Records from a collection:
#####

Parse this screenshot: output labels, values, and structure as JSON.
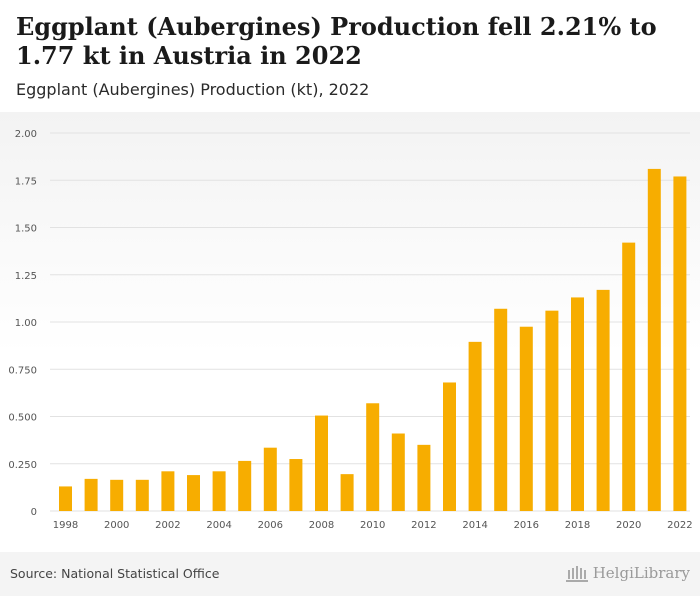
{
  "header": {
    "title": "Eggplant (Aubergines) Production fell 2.21% to 1.77 kt in Austria in 2022",
    "subtitle": "Eggplant (Aubergines) Production (kt), 2022"
  },
  "footer": {
    "source": "Source: National Statistical Office",
    "logo_text": "HelgiLibrary"
  },
  "colors": {
    "bar": "#f7ad00",
    "grid": "#e2e2e2",
    "axis_text": "#555555"
  },
  "chart_data": {
    "type": "bar",
    "categories": [
      "1998",
      "1999",
      "2000",
      "2001",
      "2002",
      "2003",
      "2004",
      "2005",
      "2006",
      "2007",
      "2008",
      "2009",
      "2010",
      "2011",
      "2012",
      "2013",
      "2014",
      "2015",
      "2016",
      "2017",
      "2018",
      "2019",
      "2020",
      "2021",
      "2022"
    ],
    "values": [
      0.13,
      0.17,
      0.165,
      0.165,
      0.21,
      0.19,
      0.21,
      0.265,
      0.335,
      0.275,
      0.505,
      0.195,
      0.57,
      0.41,
      0.35,
      0.68,
      0.895,
      1.07,
      0.975,
      1.06,
      1.13,
      1.17,
      1.42,
      1.81,
      1.77
    ],
    "x_tick_labels": [
      "1998",
      "2000",
      "2002",
      "2004",
      "2006",
      "2008",
      "2010",
      "2012",
      "2014",
      "2016",
      "2018",
      "2020",
      "2022"
    ],
    "y_ticks": [
      "0",
      "0.250",
      "0.500",
      "0.750",
      "1.00",
      "1.25",
      "1.50",
      "1.75",
      "2.00"
    ],
    "y_tick_values": [
      0,
      0.25,
      0.5,
      0.75,
      1.0,
      1.25,
      1.5,
      1.75,
      2.0
    ],
    "ylim": [
      0,
      2.0
    ],
    "grid": true,
    "legend": "none"
  }
}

#####

• Problem details
Go through the listing above and write it out again exactly, dropping the pictures.

• Answer to this problem
Parse this screenshot: output labels, values, and structure as JSON.
{
  "header": {
    "title": "Eggplant (Aubergines) Production fell 2.21% to 1.77 kt in Austria in 2022",
    "subtitle": "Eggplant (Aubergines) Production (kt), 2022"
  },
  "footer": {
    "source": "Source: National Statistical Office",
    "logo_text": "HelgiLibrary"
  },
  "colors": {
    "bar": "#f7ad00",
    "grid": "#e2e2e2",
    "axis_text": "#555555"
  },
  "chart_data": {
    "type": "bar",
    "categories": [
      "1998",
      "1999",
      "2000",
      "2001",
      "2002",
      "2003",
      "2004",
      "2005",
      "2006",
      "2007",
      "2008",
      "2009",
      "2010",
      "2011",
      "2012",
      "2013",
      "2014",
      "2015",
      "2016",
      "2017",
      "2018",
      "2019",
      "2020",
      "2021",
      "2022"
    ],
    "values": [
      0.13,
      0.17,
      0.165,
      0.165,
      0.21,
      0.19,
      0.21,
      0.265,
      0.335,
      0.275,
      0.505,
      0.195,
      0.57,
      0.41,
      0.35,
      0.68,
      0.895,
      1.07,
      0.975,
      1.06,
      1.13,
      1.17,
      1.42,
      1.81,
      1.77
    ],
    "x_tick_labels": [
      "1998",
      "2000",
      "2002",
      "2004",
      "2006",
      "2008",
      "2010",
      "2012",
      "2014",
      "2016",
      "2018",
      "2020",
      "2022"
    ],
    "y_ticks": [
      "0",
      "0.250",
      "0.500",
      "0.750",
      "1.00",
      "1.25",
      "1.50",
      "1.75",
      "2.00"
    ],
    "y_tick_values": [
      0,
      0.25,
      0.5,
      0.75,
      1.0,
      1.25,
      1.5,
      1.75,
      2.0
    ],
    "ylim": [
      0,
      2.0
    ],
    "grid": true,
    "legend": "none"
  }
}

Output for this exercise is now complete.